Output the full material exactly as it appears here.

Start of Records for this exercise

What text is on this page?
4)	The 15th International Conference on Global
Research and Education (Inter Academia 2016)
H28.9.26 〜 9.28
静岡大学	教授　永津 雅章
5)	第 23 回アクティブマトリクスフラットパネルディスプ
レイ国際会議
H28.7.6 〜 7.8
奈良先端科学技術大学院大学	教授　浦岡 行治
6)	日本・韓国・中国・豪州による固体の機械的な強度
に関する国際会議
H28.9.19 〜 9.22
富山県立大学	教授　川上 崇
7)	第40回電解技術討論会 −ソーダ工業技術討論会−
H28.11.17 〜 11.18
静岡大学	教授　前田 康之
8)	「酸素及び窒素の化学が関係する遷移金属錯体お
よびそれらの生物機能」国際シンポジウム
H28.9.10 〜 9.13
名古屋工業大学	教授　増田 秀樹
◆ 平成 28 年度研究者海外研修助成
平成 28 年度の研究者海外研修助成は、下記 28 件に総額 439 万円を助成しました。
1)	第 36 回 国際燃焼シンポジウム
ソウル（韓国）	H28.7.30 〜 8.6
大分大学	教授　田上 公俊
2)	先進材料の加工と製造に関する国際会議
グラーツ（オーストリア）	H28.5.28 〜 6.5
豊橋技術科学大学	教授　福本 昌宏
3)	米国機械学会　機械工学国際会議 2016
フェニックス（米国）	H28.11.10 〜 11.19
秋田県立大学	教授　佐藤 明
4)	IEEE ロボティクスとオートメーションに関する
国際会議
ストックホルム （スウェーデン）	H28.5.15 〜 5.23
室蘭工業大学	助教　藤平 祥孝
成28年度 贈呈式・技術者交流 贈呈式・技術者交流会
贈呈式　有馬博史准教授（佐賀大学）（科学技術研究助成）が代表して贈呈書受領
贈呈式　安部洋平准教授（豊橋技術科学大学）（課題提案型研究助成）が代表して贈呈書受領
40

End of Records for this exercise

Written answer -
What text is on this page?
4)	The 15th International Conference on Global
Research and Education (Inter Academia 2016)
H28.9.26 〜 9.28
静岡大学	教授　永津 雅章
5)	第 23 回アクティブマトリクスフラットパネルディスプ
レイ国際会議
H28.7.6 〜 7.8
奈良先端科学技術大学院大学	教授　浦岡 行治
6)	日本・韓国・中国・豪州による固体の機械的な強度
に関する国際会議
H28.9.19 〜 9.22
富山県立大学	教授　川上 崇
7)	第40回電解技術討論会 −ソーダ工業技術討論会−
H28.11.17 〜 11.18
静岡大学	教授　前田 康之
8)	「酸素及び窒素の化学が関係する遷移金属錯体お
よびそれらの生物機能」国際シンポジウム
H28.9.10 〜 9.13
名古屋工業大学	教授　増田 秀樹
◆ 平成 28 年度研究者海外研修助成
平成 28 年度の研究者海外研修助成は、下記 28 件に総額 439 万円を助成しました。
1)	第 36 回 国際燃焼シンポジウム
ソウル（韓国）	H28.7.30 〜 8.6
大分大学	教授　田上 公俊
2)	先進材料の加工と製造に関する国際会議
グラーツ（オーストリア）	H28.5.28 〜 6.5
豊橋技術科学大学	教授　福本 昌宏
3)	米国機械学会　機械工学国際会議 2016
フェニックス（米国）	H28.11.10 〜 11.19
秋田県立大学	教授　佐藤 明
4)	IEEE ロボティクスとオートメーションに関する
国際会議
ストックホルム （スウェーデン）	H28.5.15 〜 5.23
室蘭工業大学	助教　藤平 祥孝
成28年度 贈呈式・技術者交流 贈呈式・技術者交流会
贈呈式　有馬博史准教授（佐賀大学）（科学技術研究助成）が代表して贈呈書受領
贈呈式　安部洋平准教授（豊橋技術科学大学）（課題提案型研究助成）が代表して贈呈書受領
40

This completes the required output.